*Task brief*
Keep the pictures out of the copy and repeat the records exactly.

Dataset entries on figures
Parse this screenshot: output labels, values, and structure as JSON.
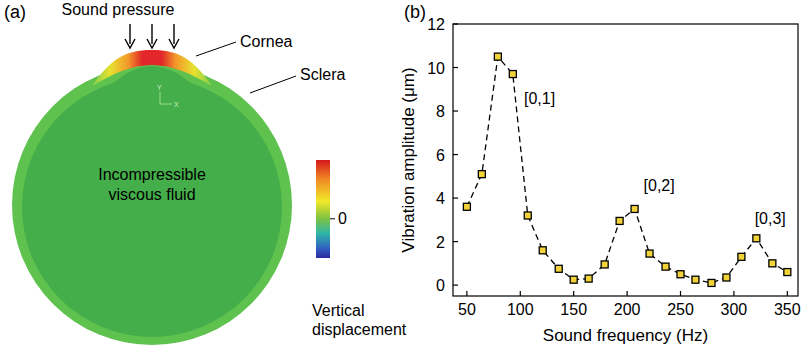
{
  "diagram": {
    "letter": "(a)",
    "sound_pressure": "Sound pressure",
    "cornea": "Cornea",
    "sclera": "Sclera",
    "fluid": "Incompressible viscous fluid",
    "triad": [
      "Y",
      "X"
    ],
    "colorbar": {
      "title": "Vertical displacement",
      "ticks": [
        0
      ]
    }
  },
  "chart_data": {
    "letter": "(b)",
    "type": "line",
    "xlabel": "Sound frequency (Hz)",
    "ylabel": "Vibration amplitude (μm)",
    "x": [
      50,
      64,
      79,
      93,
      107,
      121,
      136,
      150,
      164,
      179,
      193,
      207,
      221,
      236,
      250,
      264,
      279,
      293,
      307,
      321,
      336,
      350
    ],
    "series": [
      {
        "color": "#000000",
        "marker": "square",
        "line_style": "dashed",
        "values": [
          3.6,
          5.1,
          10.5,
          9.7,
          3.2,
          1.6,
          0.75,
          0.25,
          0.3,
          0.95,
          2.95,
          3.5,
          1.45,
          0.85,
          0.5,
          0.25,
          0.1,
          0.35,
          1.3,
          2.15,
          1.0,
          0.6
        ]
      }
    ],
    "xlim": [
      37,
      360
    ],
    "ylim": [
      -0.5,
      12
    ],
    "xticks": [
      50,
      100,
      150,
      200,
      250,
      300,
      350
    ],
    "yticks": [
      0,
      2,
      4,
      6,
      8,
      10,
      12
    ],
    "grid": false,
    "annotations": [
      {
        "text": "[0,1]",
        "x": 118,
        "y": 8.6
      },
      {
        "text": "[0,2]",
        "x": 230,
        "y": 4.6
      },
      {
        "text": "[0,3]",
        "x": 334,
        "y": 3.1
      }
    ]
  }
}
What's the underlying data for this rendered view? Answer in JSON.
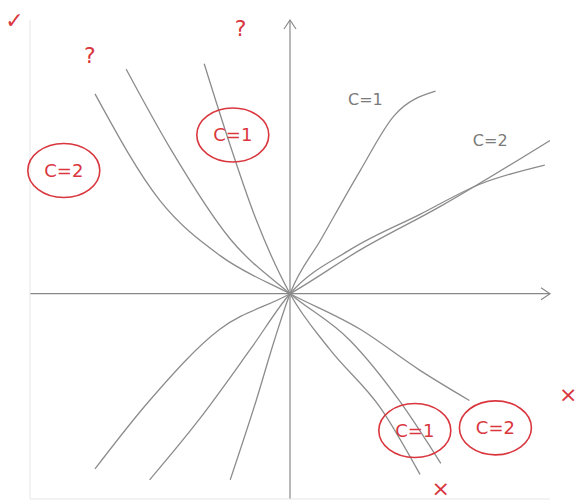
{
  "chart_data": {
    "type": "line",
    "xlim": [
      -1,
      1
    ],
    "ylim": [
      -0.75,
      1
    ],
    "tick_labels": false,
    "grid": false,
    "color": "#8c8c8c",
    "series": [
      {
        "x": [
          -0.23,
          -0.13,
          -0.06,
          0,
          0.12,
          0.27,
          0.4,
          0.56
        ],
        "y": [
          -0.68,
          -0.39,
          -0.17,
          0,
          0.2,
          0.45,
          0.65,
          0.74
        ]
      },
      {
        "x": [
          -0.54,
          -0.35,
          -0.15,
          0,
          0.23,
          0.5,
          0.73,
          0.98
        ],
        "y": [
          -0.68,
          -0.46,
          -0.2,
          0,
          0.16,
          0.29,
          0.4,
          0.47
        ]
      },
      {
        "x": [
          -0.75,
          -0.54,
          -0.27,
          0,
          0.27,
          0.58,
          1.0
        ],
        "y": [
          -0.64,
          -0.39,
          -0.13,
          0,
          0.16,
          0.32,
          0.56
        ]
      },
      {
        "x": [
          -0.33,
          -0.25,
          -0.13,
          0,
          0.15,
          0.35,
          0.5
        ],
        "y": [
          0.84,
          0.6,
          0.27,
          0,
          -0.2,
          -0.42,
          -0.66
        ]
      },
      {
        "x": [
          -0.63,
          -0.46,
          -0.23,
          0,
          0.23,
          0.42,
          0.58
        ],
        "y": [
          0.82,
          0.53,
          0.2,
          0,
          -0.17,
          -0.39,
          -0.62
        ]
      },
      {
        "x": [
          -0.75,
          -0.5,
          -0.27,
          0,
          0.27,
          0.5,
          0.69
        ],
        "y": [
          0.73,
          0.34,
          0.14,
          0,
          -0.13,
          -0.28,
          -0.39
        ]
      }
    ],
    "labels": [
      {
        "text": "C=1",
        "x": 0.29,
        "y": 0.71,
        "color": "#7a7a7a"
      },
      {
        "text": "C=2",
        "x": 0.77,
        "y": 0.56,
        "color": "#7a7a7a"
      }
    ],
    "circled_labels": [
      {
        "text": "C=2",
        "x": -0.87,
        "y": 0.45,
        "color": "#d9363e"
      },
      {
        "text": "C=1",
        "x": -0.22,
        "y": 0.58,
        "color": "#d9363e"
      },
      {
        "text": "C=1",
        "x": 0.48,
        "y": -0.5,
        "color": "#d9363e"
      },
      {
        "text": "C=2",
        "x": 0.79,
        "y": -0.49,
        "color": "#d9363e"
      }
    ],
    "marks": [
      {
        "text": "?",
        "x": -0.77,
        "y": 0.87,
        "color": "#d9363e"
      },
      {
        "text": "?",
        "x": -0.19,
        "y": 0.97,
        "color": "#d9363e"
      },
      {
        "text": "✓",
        "x": -1.06,
        "y": 1.0,
        "color": "#d9363e"
      },
      {
        "text": "×",
        "x": 0.58,
        "y": -0.71,
        "color": "#d9363e"
      },
      {
        "text": "×",
        "x": 1.07,
        "y": -0.37,
        "color": "#d9363e"
      }
    ]
  }
}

*Worked answer*
Parse this screenshot: output labels, values, and structure as JSON.
{
  "diagram": {
    "letter": "(a)",
    "sound_pressure": "Sound pressure",
    "cornea": "Cornea",
    "sclera": "Sclera",
    "fluid": "Incompressible viscous fluid",
    "triad": [
      "Y",
      "X"
    ],
    "colorbar": {
      "title": "Vertical displacement",
      "ticks": [
        0
      ]
    }
  },
  "chart_data": {
    "letter": "(b)",
    "type": "line",
    "xlabel": "Sound frequency (Hz)",
    "ylabel": "Vibration amplitude (μm)",
    "x": [
      50,
      64,
      79,
      93,
      107,
      121,
      136,
      150,
      164,
      179,
      193,
      207,
      221,
      236,
      250,
      264,
      279,
      293,
      307,
      321,
      336,
      350
    ],
    "series": [
      {
        "color": "#000000",
        "marker": "square",
        "line_style": "dashed",
        "values": [
          3.6,
          5.1,
          10.5,
          9.7,
          3.2,
          1.6,
          0.75,
          0.25,
          0.3,
          0.95,
          2.95,
          3.5,
          1.45,
          0.85,
          0.5,
          0.25,
          0.1,
          0.35,
          1.3,
          2.15,
          1.0,
          0.6
        ]
      }
    ],
    "xlim": [
      37,
      360
    ],
    "ylim": [
      -0.5,
      12
    ],
    "xticks": [
      50,
      100,
      150,
      200,
      250,
      300,
      350
    ],
    "yticks": [
      0,
      2,
      4,
      6,
      8,
      10,
      12
    ],
    "grid": false,
    "annotations": [
      {
        "text": "[0,1]",
        "x": 118,
        "y": 8.6
      },
      {
        "text": "[0,2]",
        "x": 230,
        "y": 4.6
      },
      {
        "text": "[0,3]",
        "x": 334,
        "y": 3.1
      }
    ]
  }
}
What's the underlying data for this rendered view? Answer in JSON.
{
  "chart_data": {
    "type": "line",
    "xlim": [
      -1,
      1
    ],
    "ylim": [
      -0.75,
      1
    ],
    "tick_labels": false,
    "grid": false,
    "color": "#8c8c8c",
    "series": [
      {
        "x": [
          -0.23,
          -0.13,
          -0.06,
          0,
          0.12,
          0.27,
          0.4,
          0.56
        ],
        "y": [
          -0.68,
          -0.39,
          -0.17,
          0,
          0.2,
          0.45,
          0.65,
          0.74
        ]
      },
      {
        "x": [
          -0.54,
          -0.35,
          -0.15,
          0,
          0.23,
          0.5,
          0.73,
          0.98
        ],
        "y": [
          -0.68,
          -0.46,
          -0.2,
          0,
          0.16,
          0.29,
          0.4,
          0.47
        ]
      },
      {
        "x": [
          -0.75,
          -0.54,
          -0.27,
          0,
          0.27,
          0.58,
          1.0
        ],
        "y": [
          -0.64,
          -0.39,
          -0.13,
          0,
          0.16,
          0.32,
          0.56
        ]
      },
      {
        "x": [
          -0.33,
          -0.25,
          -0.13,
          0,
          0.15,
          0.35,
          0.5
        ],
        "y": [
          0.84,
          0.6,
          0.27,
          0,
          -0.2,
          -0.42,
          -0.66
        ]
      },
      {
        "x": [
          -0.63,
          -0.46,
          -0.23,
          0,
          0.23,
          0.42,
          0.58
        ],
        "y": [
          0.82,
          0.53,
          0.2,
          0,
          -0.17,
          -0.39,
          -0.62
        ]
      },
      {
        "x": [
          -0.75,
          -0.5,
          -0.27,
          0,
          0.27,
          0.5,
          0.69
        ],
        "y": [
          0.73,
          0.34,
          0.14,
          0,
          -0.13,
          -0.28,
          -0.39
        ]
      }
    ],
    "labels": [
      {
        "text": "C=1",
        "x": 0.29,
        "y": 0.71,
        "color": "#7a7a7a"
      },
      {
        "text": "C=2",
        "x": 0.77,
        "y": 0.56,
        "color": "#7a7a7a"
      }
    ],
    "circled_labels": [
      {
        "text": "C=2",
        "x": -0.87,
        "y": 0.45,
        "color": "#d9363e"
      },
      {
        "text": "C=1",
        "x": -0.22,
        "y": 0.58,
        "color": "#d9363e"
      },
      {
        "text": "C=1",
        "x": 0.48,
        "y": -0.5,
        "color": "#d9363e"
      },
      {
        "text": "C=2",
        "x": 0.79,
        "y": -0.49,
        "color": "#d9363e"
      }
    ],
    "marks": [
      {
        "text": "?",
        "x": -0.77,
        "y": 0.87,
        "color": "#d9363e"
      },
      {
        "text": "?",
        "x": -0.19,
        "y": 0.97,
        "color": "#d9363e"
      },
      {
        "text": "✓",
        "x": -1.06,
        "y": 1.0,
        "color": "#d9363e"
      },
      {
        "text": "×",
        "x": 0.58,
        "y": -0.71,
        "color": "#d9363e"
      },
      {
        "text": "×",
        "x": 1.07,
        "y": -0.37,
        "color": "#d9363e"
      }
    ]
  }
}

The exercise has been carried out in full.